-- Aim of the task --
Images do not belong in the copy. Retype all the entries below exactly.

--- begin Input ---

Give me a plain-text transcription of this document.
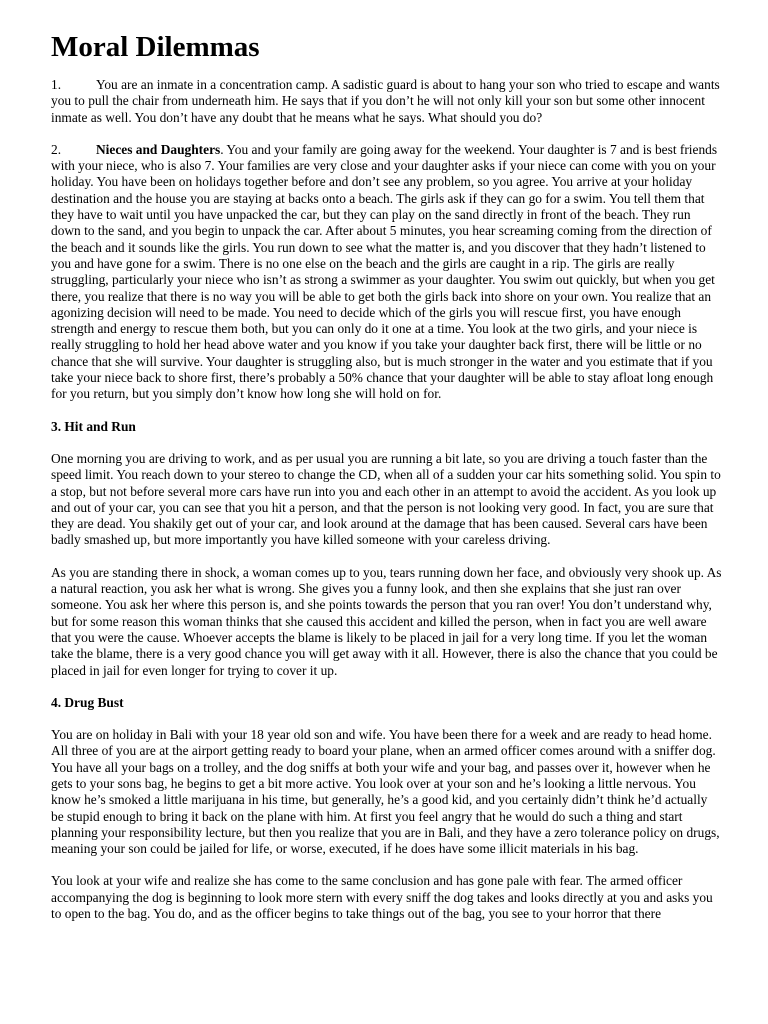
Moral Dilemmas

1.	You are an inmate in a concentration camp. A sadistic guard is about to hang your son who tried to escape and wants you to pull the chair from underneath him. He says that if you don’t he will not only kill your son but some other innocent inmate as well. You don’t have any doubt that he means what he says. What should you do?

2.	Nieces and Daughters. You and your family are going away for the weekend. Your daughter is 7 and is best friends with your niece, who is also 7. Your families are very close and your daughter asks if your niece can come with you on your holiday. You have been on holidays together before and don’t see any problem, so you agree. You arrive at your holiday destination and the house you are staying at backs onto a beach. The girls ask if they can go for a swim. You tell them that they have to wait until you have unpacked the car, but they can play on the sand directly in front of the beach. They run down to the sand, and you begin to unpack the car. After about 5 minutes, you hear screaming coming from the direction of the beach and it sounds like the girls. You run down to see what the matter is, and you discover that they hadn’t listened to you and have gone for a swim. There is no one else on the beach and the girls are caught in a rip. The girls are really struggling, particularly your niece who isn’t as strong a swimmer as your daughter. You swim out quickly, but when you get there, you realize that there is no way you will be able to get both the girls back into shore on your own. You realize that an agonizing decision will need to be made. You need to decide which of the girls you will rescue first, you have enough strength and energy to rescue them both, but you can only do it one at a time. You look at the two girls, and your niece is really struggling to hold her head above water and you know if you take your daughter back first, there will be little or no chance that she will survive. Your daughter is struggling also, but is much stronger in the water and you estimate that if you take your niece back to shore first, there’s probably a 50% chance that your daughter will be able to stay afloat long enough for you return, but you simply don’t know how long she will hold on for.

3. Hit and Run

One morning you are driving to work, and as per usual you are running a bit late, so you are driving a touch faster than the speed limit. You reach down to your stereo to change the CD, when all of a sudden your car hits something solid. You spin to a stop, but not before several more cars have run into you and each other in an attempt to avoid the accident. As you look up and out of your car, you can see that you hit a person, and that the person is not looking very good. In fact, you are sure that they are dead. You shakily get out of your car, and look around at the damage that has been caused. Several cars have been badly smashed up, but more importantly you have killed someone with your careless driving.

As you are standing there in shock, a woman comes up to you, tears running down her face, and obviously very shook up. As a natural reaction, you ask her what is wrong. She gives you a funny look, and then she explains that she just ran over someone. You ask her where this person is, and she points towards the person that you ran over! You don’t understand why, but for some reason this woman thinks that she caused this accident and killed the person, when in fact you are well aware that you were the cause. Whoever accepts the blame is likely to be placed in jail for a very long time. If you let the woman take the blame, there is a very good chance you will get away with it all. However, there is also the chance that you could be placed in jail for even longer for trying to cover it up.

4. Drug Bust

You are on holiday in Bali with your 18 year old son and wife. You have been there for a week and are ready to head home. All three of you are at the airport getting ready to board your plane, when an armed officer comes around with a sniffer dog. You have all your bags on a trolley, and the dog sniffs at both your wife and your bag, and passes over it, however when he gets to your sons bag, he begins to get a bit more active. You look over at your son and he’s looking a little nervous. You know he’s smoked a little marijuana in his time, but generally, he’s a good kid, and you certainly didn’t think he’d actually be stupid enough to bring it back on the plane with him. At first you feel angry that he would do such a thing and start planning your responsibility lecture, but then you realize that you are in Bali, and they have a zero tolerance policy on drugs, meaning your son could be jailed for life, or worse, executed, if he does have some illicit materials in his bag.

You look at your wife and realize she has come to the same conclusion and has gone pale with fear. The armed officer accompanying the dog is beginning to look more stern with every sniff the dog takes and looks directly at you and asks you to open to the bag. You do, and as the officer begins to take things out of the bag, you see to your horror that there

--- end Input ---

-- Worked solution --
Give me a plain-text transcription of this document.
Moral Dilemmas

1.	You are an inmate in a concentration camp. A sadistic guard is about to hang your son who tried to escape and wants you to pull the chair from underneath him. He says that if you don’t he will not only kill your son but some other innocent inmate as well. You don’t have any doubt that he means what he says. What should you do?

2.	Nieces and Daughters. You and your family are going away for the weekend. Your daughter is 7 and is best friends with your niece, who is also 7. Your families are very close and your daughter asks if your niece can come with you on your holiday. You have been on holidays together before and don’t see any problem, so you agree. You arrive at your holiday destination and the house you are staying at backs onto a beach. The girls ask if they can go for a swim. You tell them that they have to wait until you have unpacked the car, but they can play on the sand directly in front of the beach. They run down to the sand, and you begin to unpack the car. After about 5 minutes, you hear screaming coming from the direction of the beach and it sounds like the girls. You run down to see what the matter is, and you discover that they hadn’t listened to you and have gone for a swim. There is no one else on the beach and the girls are caught in a rip. The girls are really struggling, particularly your niece who isn’t as strong a swimmer as your daughter. You swim out quickly, but when you get there, you realize that there is no way you will be able to get both the girls back into shore on your own. You realize that an agonizing decision will need to be made. You need to decide which of the girls you will rescue first, you have enough strength and energy to rescue them both, but you can only do it one at a time. You look at the two girls, and your niece is really struggling to hold her head above water and you know if you take your daughter back first, there will be little or no chance that she will survive. Your daughter is struggling also, but is much stronger in the water and you estimate that if you take your niece back to shore first, there’s probably a 50% chance that your daughter will be able to stay afloat long enough for you return, but you simply don’t know how long she will hold on for.

3. Hit and Run

One morning you are driving to work, and as per usual you are running a bit late, so you are driving a touch faster than the speed limit. You reach down to your stereo to change the CD, when all of a sudden your car hits something solid. You spin to a stop, but not before several more cars have run into you and each other in an attempt to avoid the accident. As you look up and out of your car, you can see that you hit a person, and that the person is not looking very good. In fact, you are sure that they are dead. You shakily get out of your car, and look around at the damage that has been caused. Several cars have been badly smashed up, but more importantly you have killed someone with your careless driving.

As you are standing there in shock, a woman comes up to you, tears running down her face, and obviously very shook up. As a natural reaction, you ask her what is wrong. She gives you a funny look, and then she explains that she just ran over someone. You ask her where this person is, and she points towards the person that you ran over! You don’t understand why, but for some reason this woman thinks that she caused this accident and killed the person, when in fact you are well aware that you were the cause. Whoever accepts the blame is likely to be placed in jail for a very long time. If you let the woman take the blame, there is a very good chance you will get away with it all. However, there is also the chance that you could be placed in jail for even longer for trying to cover it up.

4. Drug Bust

You are on holiday in Bali with your 18 year old son and wife. You have been there for a week and are ready to head home. All three of you are at the airport getting ready to board your plane, when an armed officer comes around with a sniffer dog. You have all your bags on a trolley, and the dog sniffs at both your wife and your bag, and passes over it, however when he gets to your sons bag, he begins to get a bit more active. You look over at your son and he’s looking a little nervous. You know he’s smoked a little marijuana in his time, but generally, he’s a good kid, and you certainly didn’t think he’d actually be stupid enough to bring it back on the plane with him. At first you feel angry that he would do such a thing and start planning your responsibility lecture, but then you realize that you are in Bali, and they have a zero tolerance policy on drugs, meaning your son could be jailed for life, or worse, executed, if he does have some illicit materials in his bag.

You look at your wife and realize she has come to the same conclusion and has gone pale with fear. The armed officer accompanying the dog is beginning to look more stern with every sniff the dog takes and looks directly at you and asks you to open to the bag. You do, and as the officer begins to take things out of the bag, you see to your horror that there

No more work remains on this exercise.